• _Raw data_
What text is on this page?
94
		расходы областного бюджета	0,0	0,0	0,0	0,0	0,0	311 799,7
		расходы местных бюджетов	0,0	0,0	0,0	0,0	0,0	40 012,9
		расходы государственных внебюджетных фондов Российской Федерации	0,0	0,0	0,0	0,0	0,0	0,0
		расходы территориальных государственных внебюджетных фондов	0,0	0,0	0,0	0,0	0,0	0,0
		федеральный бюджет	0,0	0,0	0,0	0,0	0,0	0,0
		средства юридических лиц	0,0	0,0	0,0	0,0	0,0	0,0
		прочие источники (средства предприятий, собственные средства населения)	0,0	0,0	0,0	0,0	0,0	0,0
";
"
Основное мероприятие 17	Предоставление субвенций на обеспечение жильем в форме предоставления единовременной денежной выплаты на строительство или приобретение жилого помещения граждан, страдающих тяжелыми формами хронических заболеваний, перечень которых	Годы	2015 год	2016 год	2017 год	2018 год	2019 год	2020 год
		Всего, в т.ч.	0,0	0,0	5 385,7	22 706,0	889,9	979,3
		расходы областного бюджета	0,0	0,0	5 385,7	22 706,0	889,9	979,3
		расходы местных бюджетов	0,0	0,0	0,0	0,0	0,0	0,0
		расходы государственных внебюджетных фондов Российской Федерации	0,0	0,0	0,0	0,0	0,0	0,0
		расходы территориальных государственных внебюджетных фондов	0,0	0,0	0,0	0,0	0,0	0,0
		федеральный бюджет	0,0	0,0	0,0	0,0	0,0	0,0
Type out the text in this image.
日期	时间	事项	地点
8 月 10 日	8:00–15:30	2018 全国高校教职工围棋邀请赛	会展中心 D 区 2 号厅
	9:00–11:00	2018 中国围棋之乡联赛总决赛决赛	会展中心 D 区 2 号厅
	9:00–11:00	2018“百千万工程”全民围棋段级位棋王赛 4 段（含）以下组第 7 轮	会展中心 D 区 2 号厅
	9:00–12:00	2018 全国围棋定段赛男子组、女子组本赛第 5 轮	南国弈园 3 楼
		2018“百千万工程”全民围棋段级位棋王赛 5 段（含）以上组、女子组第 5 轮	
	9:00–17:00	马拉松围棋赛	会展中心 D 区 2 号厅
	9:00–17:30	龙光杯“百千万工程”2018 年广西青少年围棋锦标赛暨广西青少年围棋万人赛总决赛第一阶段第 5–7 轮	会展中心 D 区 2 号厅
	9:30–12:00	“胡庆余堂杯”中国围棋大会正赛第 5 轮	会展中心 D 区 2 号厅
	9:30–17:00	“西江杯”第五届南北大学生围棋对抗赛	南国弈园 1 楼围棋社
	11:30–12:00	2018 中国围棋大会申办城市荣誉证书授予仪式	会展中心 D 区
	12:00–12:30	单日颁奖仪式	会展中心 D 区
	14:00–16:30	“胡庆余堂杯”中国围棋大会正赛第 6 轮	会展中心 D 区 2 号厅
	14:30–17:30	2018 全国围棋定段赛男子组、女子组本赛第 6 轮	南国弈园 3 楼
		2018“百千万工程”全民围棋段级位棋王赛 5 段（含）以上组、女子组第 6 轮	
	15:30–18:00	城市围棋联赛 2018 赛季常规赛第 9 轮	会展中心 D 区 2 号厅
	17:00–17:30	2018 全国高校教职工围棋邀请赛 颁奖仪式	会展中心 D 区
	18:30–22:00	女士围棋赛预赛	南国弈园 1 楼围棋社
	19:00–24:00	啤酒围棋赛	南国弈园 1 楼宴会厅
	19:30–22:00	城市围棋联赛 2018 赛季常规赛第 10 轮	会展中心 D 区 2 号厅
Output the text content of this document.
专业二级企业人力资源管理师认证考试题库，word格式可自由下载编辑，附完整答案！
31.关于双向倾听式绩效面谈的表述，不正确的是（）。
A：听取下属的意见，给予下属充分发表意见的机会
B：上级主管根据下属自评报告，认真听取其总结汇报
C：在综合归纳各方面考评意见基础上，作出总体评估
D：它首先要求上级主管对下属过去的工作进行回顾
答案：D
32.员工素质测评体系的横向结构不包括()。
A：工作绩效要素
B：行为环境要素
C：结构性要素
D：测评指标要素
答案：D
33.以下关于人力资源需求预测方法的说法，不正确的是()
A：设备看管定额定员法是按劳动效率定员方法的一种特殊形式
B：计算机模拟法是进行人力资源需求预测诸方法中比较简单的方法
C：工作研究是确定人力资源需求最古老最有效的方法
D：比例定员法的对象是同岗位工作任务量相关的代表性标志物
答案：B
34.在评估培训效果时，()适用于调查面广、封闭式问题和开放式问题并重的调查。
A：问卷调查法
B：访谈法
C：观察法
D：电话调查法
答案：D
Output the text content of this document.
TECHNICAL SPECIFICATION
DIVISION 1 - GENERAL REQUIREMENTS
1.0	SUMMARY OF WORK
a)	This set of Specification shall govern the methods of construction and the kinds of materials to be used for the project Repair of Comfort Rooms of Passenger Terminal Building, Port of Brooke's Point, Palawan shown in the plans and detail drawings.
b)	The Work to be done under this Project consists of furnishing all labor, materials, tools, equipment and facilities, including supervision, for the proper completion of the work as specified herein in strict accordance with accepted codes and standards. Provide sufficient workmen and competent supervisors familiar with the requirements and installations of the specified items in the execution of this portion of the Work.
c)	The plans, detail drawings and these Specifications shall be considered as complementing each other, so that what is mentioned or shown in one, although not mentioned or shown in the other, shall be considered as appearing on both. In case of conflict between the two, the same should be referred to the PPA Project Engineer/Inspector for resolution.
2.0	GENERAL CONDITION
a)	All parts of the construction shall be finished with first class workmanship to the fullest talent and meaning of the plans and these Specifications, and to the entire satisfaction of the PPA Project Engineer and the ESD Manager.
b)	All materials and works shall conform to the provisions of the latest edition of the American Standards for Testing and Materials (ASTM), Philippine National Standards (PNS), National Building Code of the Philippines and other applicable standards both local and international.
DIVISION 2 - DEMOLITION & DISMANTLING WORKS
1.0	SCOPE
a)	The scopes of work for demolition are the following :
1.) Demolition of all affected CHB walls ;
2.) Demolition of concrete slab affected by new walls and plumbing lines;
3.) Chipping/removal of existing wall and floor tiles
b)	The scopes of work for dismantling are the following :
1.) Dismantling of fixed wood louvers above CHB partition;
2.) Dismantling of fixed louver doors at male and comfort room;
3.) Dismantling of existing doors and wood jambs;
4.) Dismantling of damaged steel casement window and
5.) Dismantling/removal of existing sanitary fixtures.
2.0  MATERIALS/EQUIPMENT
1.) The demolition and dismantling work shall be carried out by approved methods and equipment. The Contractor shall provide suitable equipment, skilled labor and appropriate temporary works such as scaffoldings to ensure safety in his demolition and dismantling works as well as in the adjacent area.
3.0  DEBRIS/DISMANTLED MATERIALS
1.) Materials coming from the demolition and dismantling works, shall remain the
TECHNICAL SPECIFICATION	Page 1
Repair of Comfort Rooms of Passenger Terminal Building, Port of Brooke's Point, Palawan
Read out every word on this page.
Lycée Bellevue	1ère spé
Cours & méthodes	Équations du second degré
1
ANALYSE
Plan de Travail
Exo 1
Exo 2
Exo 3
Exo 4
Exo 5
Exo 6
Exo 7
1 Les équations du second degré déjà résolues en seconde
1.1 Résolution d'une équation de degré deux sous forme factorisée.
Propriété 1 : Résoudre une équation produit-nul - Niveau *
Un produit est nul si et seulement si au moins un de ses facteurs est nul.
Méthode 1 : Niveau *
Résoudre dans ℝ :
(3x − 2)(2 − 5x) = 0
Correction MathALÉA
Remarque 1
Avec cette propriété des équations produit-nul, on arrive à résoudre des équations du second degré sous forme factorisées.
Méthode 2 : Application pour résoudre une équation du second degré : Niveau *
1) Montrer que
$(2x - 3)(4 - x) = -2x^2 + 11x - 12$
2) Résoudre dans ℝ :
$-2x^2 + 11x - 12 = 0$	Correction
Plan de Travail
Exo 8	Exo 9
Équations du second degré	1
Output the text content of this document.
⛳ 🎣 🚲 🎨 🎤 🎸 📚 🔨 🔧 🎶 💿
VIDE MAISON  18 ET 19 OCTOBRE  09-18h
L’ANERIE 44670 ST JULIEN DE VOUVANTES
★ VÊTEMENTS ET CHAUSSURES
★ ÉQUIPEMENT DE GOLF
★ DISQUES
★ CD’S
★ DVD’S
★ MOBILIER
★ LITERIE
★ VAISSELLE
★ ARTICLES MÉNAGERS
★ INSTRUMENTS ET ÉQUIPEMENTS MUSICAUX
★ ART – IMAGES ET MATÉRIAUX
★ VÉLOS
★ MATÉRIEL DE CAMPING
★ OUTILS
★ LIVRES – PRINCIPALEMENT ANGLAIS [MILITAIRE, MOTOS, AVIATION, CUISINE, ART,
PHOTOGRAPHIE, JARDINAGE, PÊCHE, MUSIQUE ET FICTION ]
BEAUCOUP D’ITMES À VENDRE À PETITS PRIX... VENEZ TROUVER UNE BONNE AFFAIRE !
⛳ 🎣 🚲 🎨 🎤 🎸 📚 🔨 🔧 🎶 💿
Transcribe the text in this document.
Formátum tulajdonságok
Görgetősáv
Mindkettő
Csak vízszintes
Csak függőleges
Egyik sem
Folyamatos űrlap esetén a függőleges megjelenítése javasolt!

• _Problem statement_
Among the lines of the material, find those that hold the word "affected" and copy them.

• _Response to the task_
1.) Demolition of all affected CHB walls ;
2.) Demolition of concrete slab affected by new walls and plumbing lines;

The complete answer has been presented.